### STATED TASK
Return all lines in the material below that contain "evaluate".

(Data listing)
^^^^^^^^^^^^^^^^

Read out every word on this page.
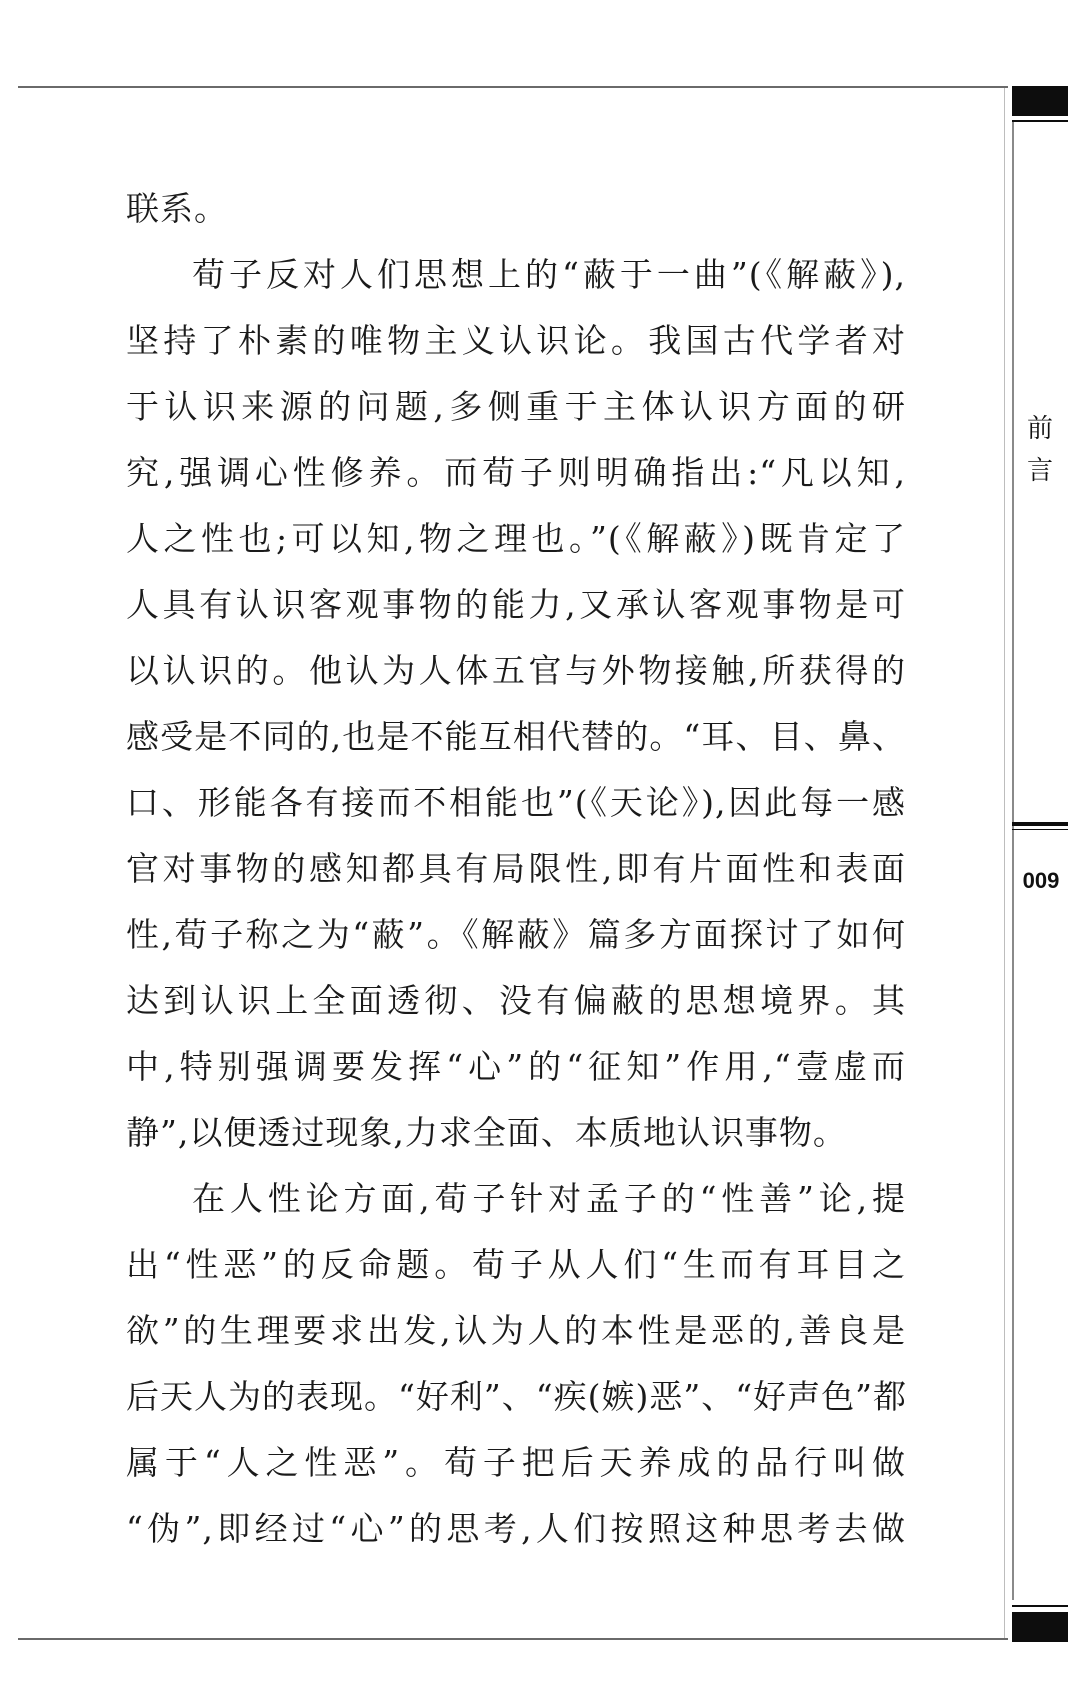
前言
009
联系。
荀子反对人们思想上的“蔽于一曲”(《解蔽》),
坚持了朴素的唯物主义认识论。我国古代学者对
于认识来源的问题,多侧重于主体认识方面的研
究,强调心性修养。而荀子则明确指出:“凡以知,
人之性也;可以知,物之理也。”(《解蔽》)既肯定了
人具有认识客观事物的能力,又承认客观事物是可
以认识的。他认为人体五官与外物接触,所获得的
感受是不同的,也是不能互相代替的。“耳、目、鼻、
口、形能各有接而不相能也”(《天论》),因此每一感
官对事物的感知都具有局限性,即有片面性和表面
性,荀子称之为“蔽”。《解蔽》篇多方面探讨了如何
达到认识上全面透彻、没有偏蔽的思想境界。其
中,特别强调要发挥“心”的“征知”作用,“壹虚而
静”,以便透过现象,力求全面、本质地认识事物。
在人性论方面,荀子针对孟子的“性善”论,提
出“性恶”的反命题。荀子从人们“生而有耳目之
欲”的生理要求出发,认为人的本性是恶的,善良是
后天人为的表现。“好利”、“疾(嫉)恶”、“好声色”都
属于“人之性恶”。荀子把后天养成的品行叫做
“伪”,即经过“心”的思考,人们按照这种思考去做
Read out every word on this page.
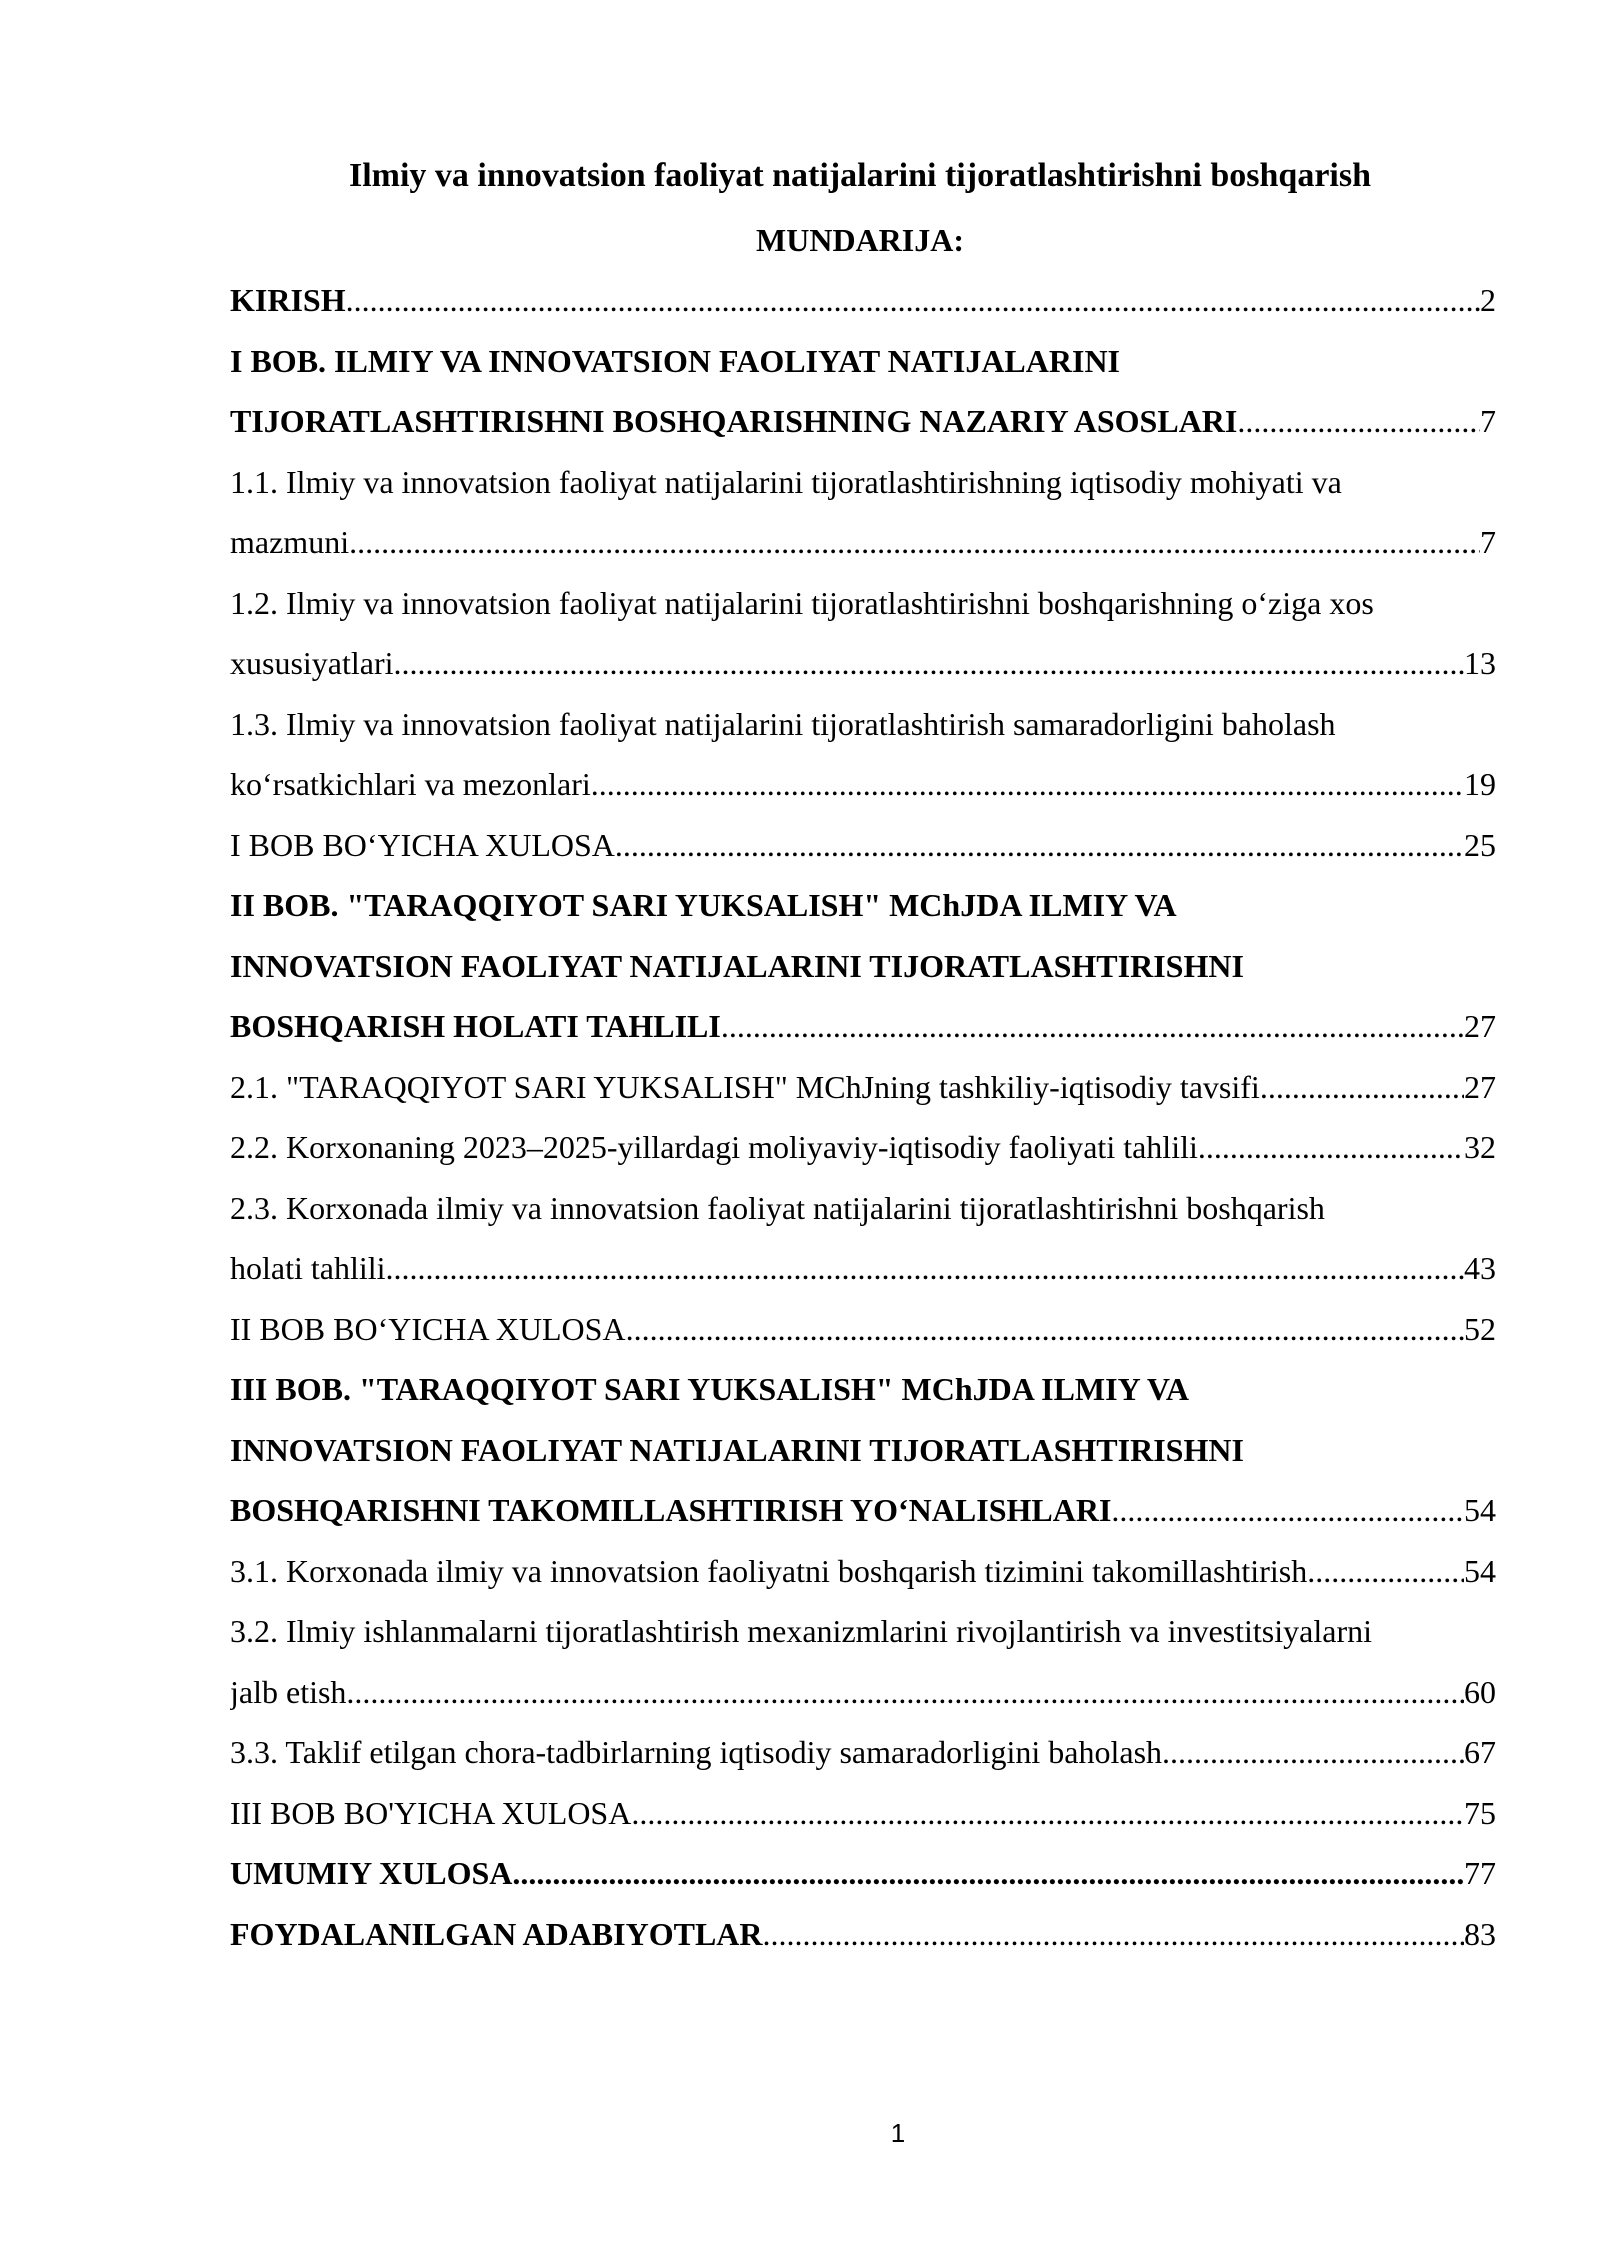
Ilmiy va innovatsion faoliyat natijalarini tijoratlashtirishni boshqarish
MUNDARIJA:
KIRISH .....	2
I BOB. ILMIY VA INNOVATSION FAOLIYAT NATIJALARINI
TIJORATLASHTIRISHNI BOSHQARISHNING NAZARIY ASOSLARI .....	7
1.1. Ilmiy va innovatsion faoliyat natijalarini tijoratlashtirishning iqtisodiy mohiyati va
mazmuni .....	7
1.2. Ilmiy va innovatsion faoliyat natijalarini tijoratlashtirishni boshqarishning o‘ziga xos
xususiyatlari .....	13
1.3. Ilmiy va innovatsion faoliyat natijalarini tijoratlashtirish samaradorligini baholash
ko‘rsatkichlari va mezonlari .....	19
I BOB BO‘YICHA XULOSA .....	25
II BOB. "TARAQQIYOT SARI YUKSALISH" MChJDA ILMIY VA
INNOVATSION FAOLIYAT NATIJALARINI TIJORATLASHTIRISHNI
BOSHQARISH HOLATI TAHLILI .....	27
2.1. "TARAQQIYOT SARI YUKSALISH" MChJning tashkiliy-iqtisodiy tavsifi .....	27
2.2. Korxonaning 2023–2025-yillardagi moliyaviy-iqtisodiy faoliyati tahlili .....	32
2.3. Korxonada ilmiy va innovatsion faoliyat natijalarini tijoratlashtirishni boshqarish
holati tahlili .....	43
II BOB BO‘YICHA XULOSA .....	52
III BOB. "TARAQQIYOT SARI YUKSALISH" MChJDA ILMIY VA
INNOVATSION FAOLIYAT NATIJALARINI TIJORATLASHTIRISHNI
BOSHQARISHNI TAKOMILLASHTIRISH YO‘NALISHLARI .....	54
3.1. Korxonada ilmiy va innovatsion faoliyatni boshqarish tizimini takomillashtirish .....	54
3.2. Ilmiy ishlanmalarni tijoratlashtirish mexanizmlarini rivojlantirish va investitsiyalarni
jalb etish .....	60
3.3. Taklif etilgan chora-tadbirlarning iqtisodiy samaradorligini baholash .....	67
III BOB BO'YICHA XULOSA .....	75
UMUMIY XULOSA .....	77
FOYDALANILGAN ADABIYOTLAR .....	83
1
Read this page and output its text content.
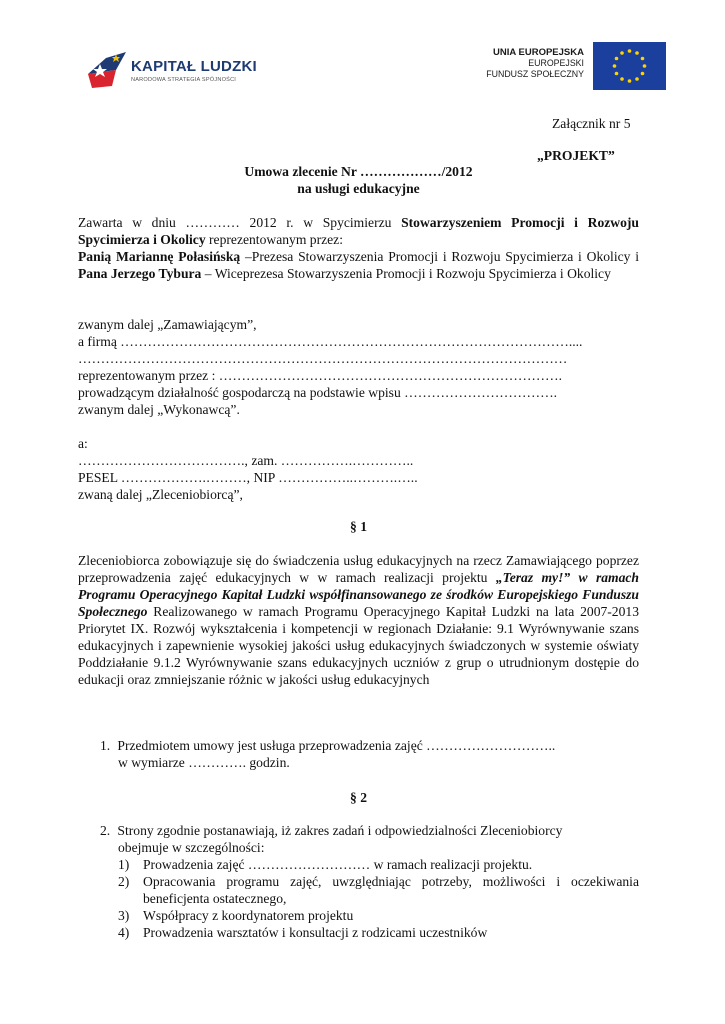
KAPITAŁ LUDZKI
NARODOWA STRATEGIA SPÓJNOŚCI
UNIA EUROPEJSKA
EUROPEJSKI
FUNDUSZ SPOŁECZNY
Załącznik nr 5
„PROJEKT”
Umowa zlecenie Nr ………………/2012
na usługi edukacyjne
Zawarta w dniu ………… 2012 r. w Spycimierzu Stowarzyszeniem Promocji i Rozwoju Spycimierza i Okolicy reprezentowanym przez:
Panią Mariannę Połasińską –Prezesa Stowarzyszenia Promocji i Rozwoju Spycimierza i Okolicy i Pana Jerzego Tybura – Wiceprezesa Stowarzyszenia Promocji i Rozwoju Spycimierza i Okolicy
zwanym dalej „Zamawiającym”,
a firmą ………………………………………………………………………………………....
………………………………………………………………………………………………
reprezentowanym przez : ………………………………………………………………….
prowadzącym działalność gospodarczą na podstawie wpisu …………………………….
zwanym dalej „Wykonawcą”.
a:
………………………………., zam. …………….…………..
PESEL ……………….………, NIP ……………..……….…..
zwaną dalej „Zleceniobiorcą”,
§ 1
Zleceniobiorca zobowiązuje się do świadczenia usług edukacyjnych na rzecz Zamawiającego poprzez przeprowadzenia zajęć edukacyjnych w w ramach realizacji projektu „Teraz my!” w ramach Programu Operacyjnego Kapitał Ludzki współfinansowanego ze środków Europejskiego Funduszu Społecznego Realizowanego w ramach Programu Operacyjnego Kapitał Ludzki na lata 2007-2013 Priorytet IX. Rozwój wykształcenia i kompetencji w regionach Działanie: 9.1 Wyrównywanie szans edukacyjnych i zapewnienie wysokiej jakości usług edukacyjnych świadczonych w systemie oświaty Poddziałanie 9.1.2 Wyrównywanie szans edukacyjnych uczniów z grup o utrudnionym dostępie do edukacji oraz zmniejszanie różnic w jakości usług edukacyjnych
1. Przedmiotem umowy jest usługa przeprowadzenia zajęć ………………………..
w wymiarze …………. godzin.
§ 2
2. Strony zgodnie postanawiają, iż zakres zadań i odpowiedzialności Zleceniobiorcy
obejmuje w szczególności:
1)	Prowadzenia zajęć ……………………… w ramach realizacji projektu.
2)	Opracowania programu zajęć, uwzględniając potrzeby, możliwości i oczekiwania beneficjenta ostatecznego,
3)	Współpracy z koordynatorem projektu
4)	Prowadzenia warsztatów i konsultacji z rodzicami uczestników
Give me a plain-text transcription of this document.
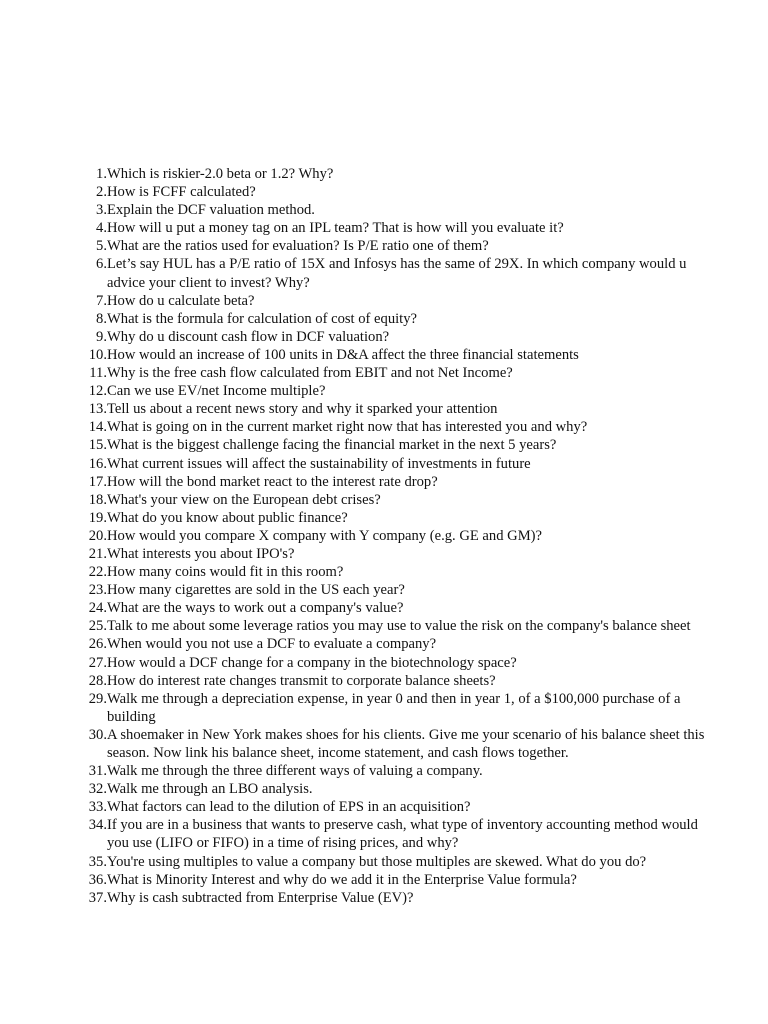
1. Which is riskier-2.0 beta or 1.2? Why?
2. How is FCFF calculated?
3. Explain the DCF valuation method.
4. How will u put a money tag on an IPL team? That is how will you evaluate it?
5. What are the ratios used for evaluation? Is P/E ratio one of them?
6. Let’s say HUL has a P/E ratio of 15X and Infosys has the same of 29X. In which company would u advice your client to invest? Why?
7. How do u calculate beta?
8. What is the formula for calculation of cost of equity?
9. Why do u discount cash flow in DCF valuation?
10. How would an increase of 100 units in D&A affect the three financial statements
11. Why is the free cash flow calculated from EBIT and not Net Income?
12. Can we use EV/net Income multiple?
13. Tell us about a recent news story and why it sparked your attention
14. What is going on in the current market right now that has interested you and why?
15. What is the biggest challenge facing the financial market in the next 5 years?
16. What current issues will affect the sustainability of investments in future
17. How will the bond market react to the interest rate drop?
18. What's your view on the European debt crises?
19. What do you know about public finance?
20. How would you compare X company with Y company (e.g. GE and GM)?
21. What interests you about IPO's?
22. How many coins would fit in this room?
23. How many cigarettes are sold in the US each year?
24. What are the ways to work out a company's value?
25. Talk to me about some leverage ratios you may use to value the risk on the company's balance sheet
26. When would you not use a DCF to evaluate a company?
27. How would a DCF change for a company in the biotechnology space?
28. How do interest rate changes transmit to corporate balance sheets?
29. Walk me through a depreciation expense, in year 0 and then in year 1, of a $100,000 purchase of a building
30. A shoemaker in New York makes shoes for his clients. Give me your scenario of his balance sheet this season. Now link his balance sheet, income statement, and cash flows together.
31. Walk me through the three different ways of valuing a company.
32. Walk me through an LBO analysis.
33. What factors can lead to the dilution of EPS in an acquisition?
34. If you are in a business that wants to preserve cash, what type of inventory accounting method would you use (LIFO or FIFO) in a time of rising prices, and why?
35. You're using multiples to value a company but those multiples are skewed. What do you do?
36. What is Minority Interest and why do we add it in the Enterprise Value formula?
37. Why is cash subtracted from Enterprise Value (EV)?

^^^^^^^^^^^^^^^^

### ANSWER BELOW
4. How will u put a money tag on an IPL team? That is how will you evaluate it?
26. When would you not use a DCF to evaluate a company?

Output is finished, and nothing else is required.